-------- Exercise material --------
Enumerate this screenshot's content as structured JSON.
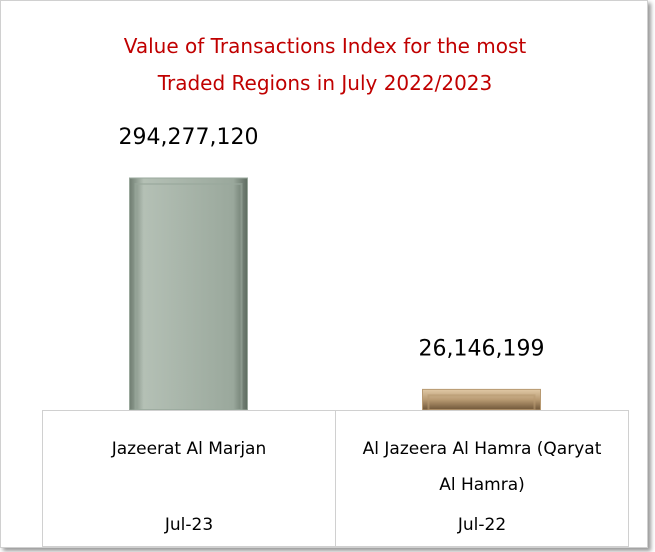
{
  "chart_data": {
    "type": "bar",
    "title": "Value of Transactions Index for the most Traded Regions in July 2022/2023",
    "categories": [
      "Jazeerat Al Marjan",
      "Al Jazeera Al Hamra (Qaryat Al Hamra)"
    ],
    "periods": [
      "Jul-23",
      "Jul-22"
    ],
    "values": [
      294277120,
      26146199
    ],
    "value_labels": [
      "294,277,120",
      "26,146,199"
    ],
    "colors": [
      "#9aa89c",
      "#b89a72"
    ]
  }
}
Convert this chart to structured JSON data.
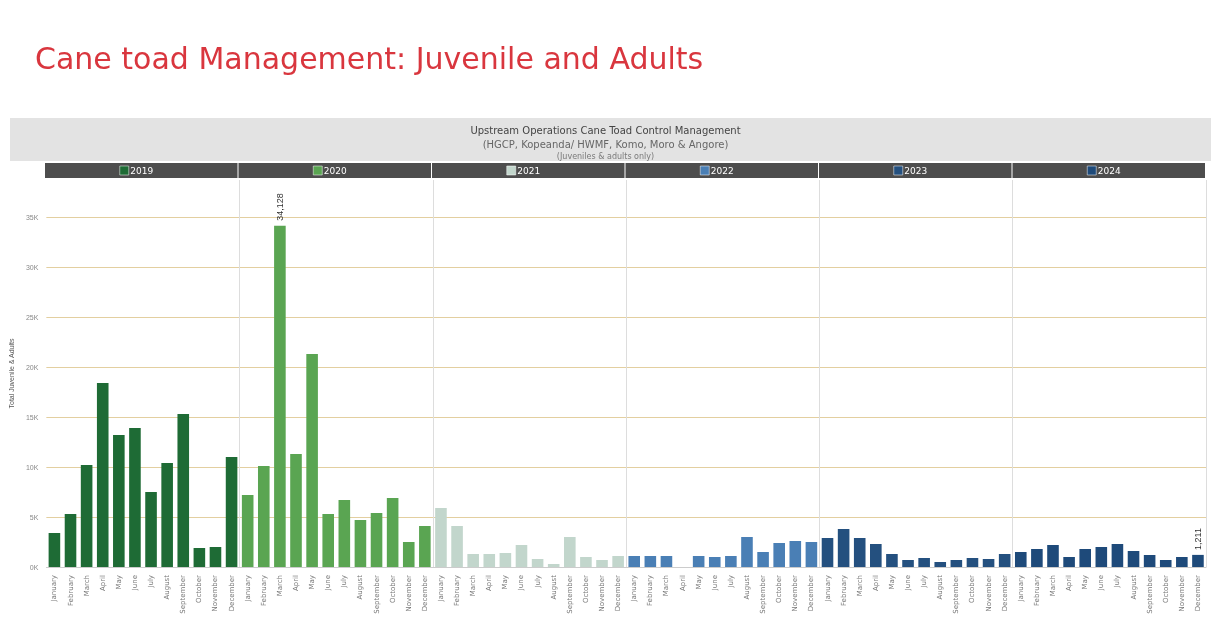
{
  "chart_data": {
    "type": "bar",
    "title": "Cane toad Management: Juvenile and Adults",
    "subtitle": "Upstream Operations Cane Toad Control Management",
    "annotations": [
      "(HGCP, Kopeanda/ HWMF, Komo, Moro & Angore)",
      "(Juveniles & adults only)"
    ],
    "ylabel": "Total Juvenile & Adults",
    "categories": [
      "January",
      "February",
      "March",
      "April",
      "May",
      "June",
      "July",
      "August",
      "September",
      "October",
      "November",
      "December",
      "January",
      "February",
      "March",
      "April",
      "May",
      "June",
      "July",
      "August",
      "September",
      "October",
      "November",
      "December",
      "January",
      "February",
      "March",
      "April",
      "May",
      "June",
      "July",
      "August",
      "September",
      "October",
      "November",
      "December",
      "January",
      "February",
      "March",
      "April",
      "May",
      "June",
      "July",
      "August",
      "September",
      "October",
      "November",
      "December",
      "January",
      "February",
      "March",
      "April",
      "May",
      "June",
      "July",
      "August",
      "September",
      "October",
      "November",
      "December",
      "January",
      "February",
      "March",
      "April",
      "May",
      "June",
      "July",
      "August",
      "September",
      "October",
      "November",
      "December"
    ],
    "series": [
      {
        "name": "2019",
        "color": "#1e6b35",
        "values": [
          3400,
          5300,
          10200,
          18400,
          13200,
          13900,
          7500,
          10400,
          15300,
          1900,
          2000,
          11000,
          null,
          null,
          null,
          null,
          null,
          null,
          null,
          null,
          null,
          null,
          null,
          null,
          null,
          null,
          null,
          null,
          null,
          null,
          null,
          null,
          null,
          null,
          null,
          null,
          null,
          null,
          null,
          null,
          null,
          null,
          null,
          null,
          null,
          null,
          null,
          null,
          null,
          null,
          null,
          null,
          null,
          null,
          null,
          null,
          null,
          null,
          null,
          null,
          null,
          null,
          null,
          null,
          null,
          null,
          null,
          null,
          null,
          null,
          null,
          null
        ]
      },
      {
        "name": "2020",
        "color": "#5aa552",
        "values": [
          null,
          null,
          null,
          null,
          null,
          null,
          null,
          null,
          null,
          null,
          null,
          null,
          7200,
          10100,
          34128,
          11300,
          21300,
          5300,
          6700,
          4700,
          5400,
          6900,
          2500,
          4100,
          null,
          null,
          null,
          null,
          null,
          null,
          null,
          null,
          null,
          null,
          null,
          null,
          null,
          null,
          null,
          null,
          null,
          null,
          null,
          null,
          null,
          null,
          null,
          null,
          null,
          null,
          null,
          null,
          null,
          null,
          null,
          null,
          null,
          null,
          null,
          null,
          null,
          null,
          null,
          null,
          null,
          null,
          null,
          null,
          null,
          null,
          null,
          null
        ],
        "value_labels": [
          null,
          null,
          null,
          null,
          null,
          null,
          null,
          null,
          null,
          null,
          null,
          null,
          null,
          null,
          "34,128",
          null,
          null,
          null,
          null,
          null,
          null,
          null,
          null,
          null,
          null,
          null,
          null,
          null,
          null,
          null,
          null,
          null,
          null,
          null,
          null,
          null,
          null,
          null,
          null,
          null,
          null,
          null,
          null,
          null,
          null,
          null,
          null,
          null,
          null,
          null,
          null,
          null,
          null,
          null,
          null,
          null,
          null,
          null,
          null,
          null,
          null,
          null,
          null,
          null,
          null,
          null,
          null,
          null,
          null,
          null,
          null,
          null
        ]
      },
      {
        "name": "2021",
        "color": "#c2d6cc",
        "values": [
          null,
          null,
          null,
          null,
          null,
          null,
          null,
          null,
          null,
          null,
          null,
          null,
          null,
          null,
          null,
          null,
          null,
          null,
          null,
          null,
          null,
          null,
          null,
          null,
          5900,
          4100,
          1300,
          1300,
          1400,
          2200,
          800,
          300,
          3000,
          1000,
          700,
          1100,
          null,
          null,
          null,
          null,
          null,
          null,
          null,
          null,
          null,
          null,
          null,
          null,
          null,
          null,
          null,
          null,
          null,
          null,
          null,
          null,
          null,
          null,
          null,
          null,
          null,
          null,
          null,
          null,
          null,
          null,
          null,
          null,
          null,
          null,
          null,
          null
        ]
      },
      {
        "name": "2022",
        "color": "#4a7fb5",
        "values": [
          null,
          null,
          null,
          null,
          null,
          null,
          null,
          null,
          null,
          null,
          null,
          null,
          null,
          null,
          null,
          null,
          null,
          null,
          null,
          null,
          null,
          null,
          null,
          null,
          null,
          null,
          null,
          null,
          null,
          null,
          null,
          null,
          null,
          null,
          null,
          null,
          1100,
          1100,
          1100,
          0,
          1100,
          1000,
          1100,
          3000,
          1500,
          2400,
          2600,
          2500,
          null,
          null,
          null,
          null,
          null,
          null,
          null,
          null,
          null,
          null,
          null,
          null,
          null,
          null,
          null,
          null,
          null,
          null,
          null,
          null,
          null,
          null,
          null,
          null
        ]
      },
      {
        "name": "2023",
        "color": "#24507f",
        "values": [
          null,
          null,
          null,
          null,
          null,
          null,
          null,
          null,
          null,
          null,
          null,
          null,
          null,
          null,
          null,
          null,
          null,
          null,
          null,
          null,
          null,
          null,
          null,
          null,
          null,
          null,
          null,
          null,
          null,
          null,
          null,
          null,
          null,
          null,
          null,
          null,
          null,
          null,
          null,
          null,
          null,
          null,
          null,
          null,
          null,
          null,
          null,
          null,
          2900,
          3800,
          2900,
          2300,
          1300,
          700,
          900,
          500,
          700,
          900,
          800,
          1300,
          null,
          null,
          null,
          null,
          null,
          null,
          null,
          null,
          null,
          null,
          null,
          null
        ]
      },
      {
        "name": "2024",
        "color": "#1e4a7a",
        "values": [
          null,
          null,
          null,
          null,
          null,
          null,
          null,
          null,
          null,
          null,
          null,
          null,
          null,
          null,
          null,
          null,
          null,
          null,
          null,
          null,
          null,
          null,
          null,
          null,
          null,
          null,
          null,
          null,
          null,
          null,
          null,
          null,
          null,
          null,
          null,
          null,
          null,
          null,
          null,
          null,
          null,
          null,
          null,
          null,
          null,
          null,
          null,
          null,
          null,
          null,
          null,
          null,
          null,
          null,
          null,
          null,
          null,
          null,
          null,
          null,
          1500,
          1800,
          2200,
          1000,
          1800,
          2000,
          2300,
          1600,
          1200,
          700,
          1000,
          1211
        ],
        "value_labels": [
          null,
          null,
          null,
          null,
          null,
          null,
          null,
          null,
          null,
          null,
          null,
          null,
          null,
          null,
          null,
          null,
          null,
          null,
          null,
          null,
          null,
          null,
          null,
          null,
          null,
          null,
          null,
          null,
          null,
          null,
          null,
          null,
          null,
          null,
          null,
          null,
          null,
          null,
          null,
          null,
          null,
          null,
          null,
          null,
          null,
          null,
          null,
          null,
          null,
          null,
          null,
          null,
          null,
          null,
          null,
          null,
          null,
          null,
          null,
          null,
          null,
          null,
          null,
          null,
          null,
          null,
          null,
          null,
          null,
          null,
          null,
          "1,211"
        ]
      }
    ],
    "ylim": [
      0,
      38700
    ],
    "yticks": [
      {
        "value": 0,
        "label": "0K"
      },
      {
        "value": 5000,
        "label": "5K"
      },
      {
        "value": 10000,
        "label": "10K"
      },
      {
        "value": 15000,
        "label": "15K"
      },
      {
        "value": 20000,
        "label": "20K"
      },
      {
        "value": 25000,
        "label": "25K"
      },
      {
        "value": 30000,
        "label": "30K"
      },
      {
        "value": 35000,
        "label": "35K"
      }
    ],
    "grid": "y",
    "legend": "top"
  }
}
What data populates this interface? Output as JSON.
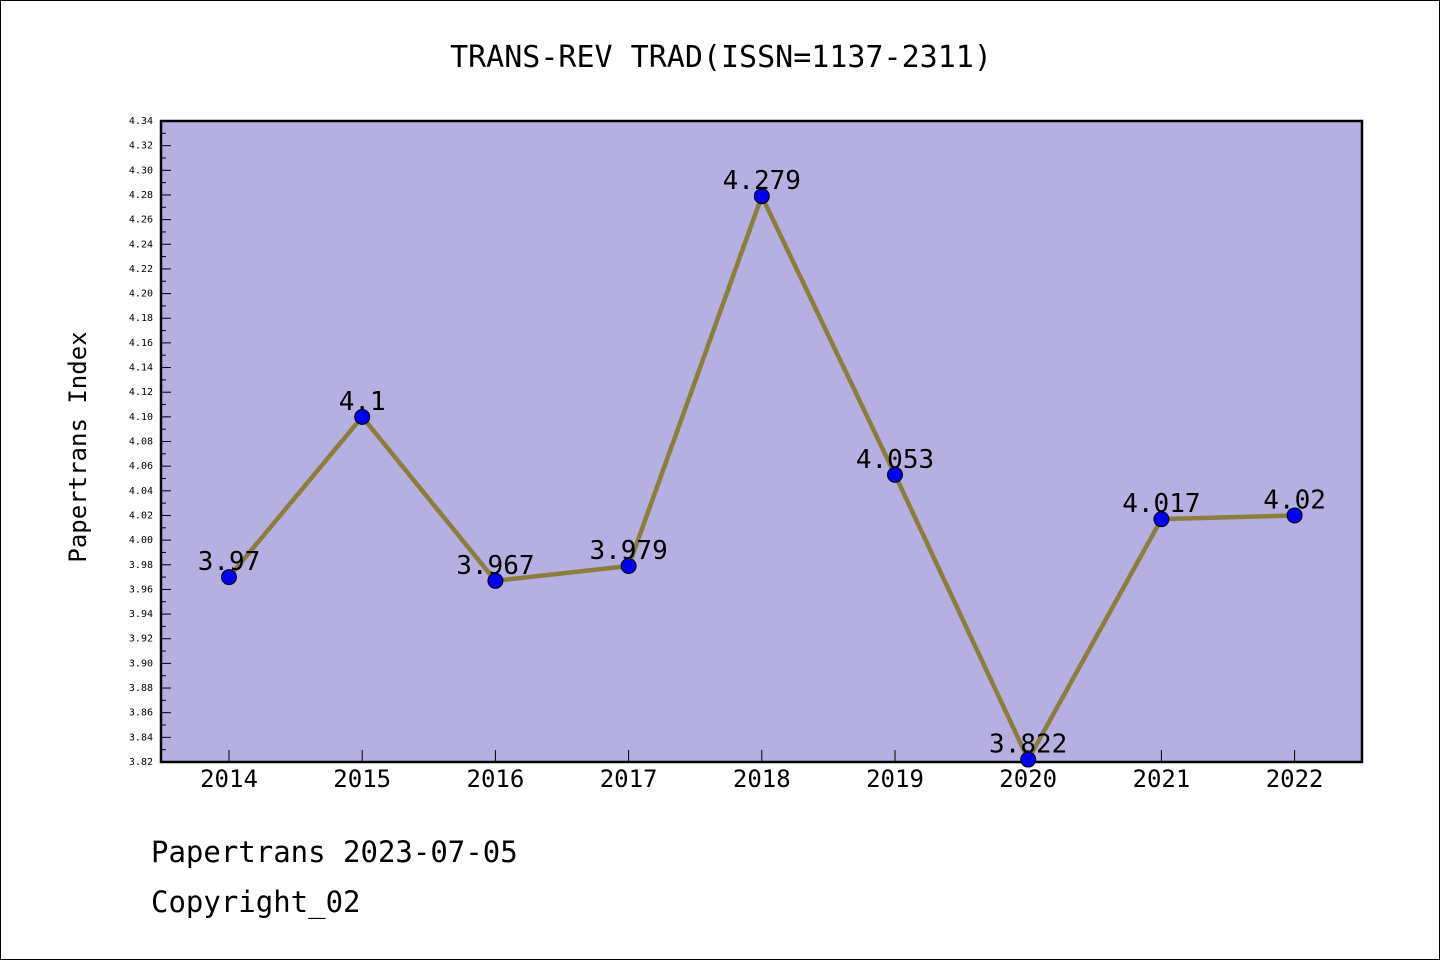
{
  "chart_data": {
    "type": "line",
    "title": "TRANS-REV TRAD(ISSN=1137-2311)",
    "xlabel": "",
    "ylabel": "Papertrans Index",
    "categories": [
      "2014",
      "2015",
      "2016",
      "2017",
      "2018",
      "2019",
      "2020",
      "2021",
      "2022"
    ],
    "values": [
      3.97,
      4.1,
      3.967,
      3.979,
      4.279,
      4.053,
      3.822,
      4.017,
      4.02
    ],
    "value_labels": [
      "3.97",
      "4.1",
      "3.967",
      "3.979",
      "4.279",
      "4.053",
      "3.822",
      "4.017",
      "4.02"
    ],
    "ylim": [
      3.82,
      4.34
    ],
    "ytick_step": 0.02,
    "grid": false,
    "colors": {
      "plot_background": "#b5afe2",
      "line": "#8b7d3c",
      "marker": "#0000ee"
    }
  },
  "footer": {
    "line1": "Papertrans 2023-07-05",
    "line2": "Copyright_02"
  }
}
--------
Give back, word for word, every line from the one holding "What data populates" through the last line of the listing. Pictures are excluded.

** Exercise solution **
What data populates this interface? Output as JSON.
{
  "chart_data": {
    "type": "line",
    "title": "TRANS-REV TRAD(ISSN=1137-2311)",
    "xlabel": "",
    "ylabel": "Papertrans Index",
    "categories": [
      "2014",
      "2015",
      "2016",
      "2017",
      "2018",
      "2019",
      "2020",
      "2021",
      "2022"
    ],
    "values": [
      3.97,
      4.1,
      3.967,
      3.979,
      4.279,
      4.053,
      3.822,
      4.017,
      4.02
    ],
    "value_labels": [
      "3.97",
      "4.1",
      "3.967",
      "3.979",
      "4.279",
      "4.053",
      "3.822",
      "4.017",
      "4.02"
    ],
    "ylim": [
      3.82,
      4.34
    ],
    "ytick_step": 0.02,
    "grid": false,
    "colors": {
      "plot_background": "#b5afe2",
      "line": "#8b7d3c",
      "marker": "#0000ee"
    }
  },
  "footer": {
    "line1": "Papertrans 2023-07-05",
    "line2": "Copyright_02"
  }
}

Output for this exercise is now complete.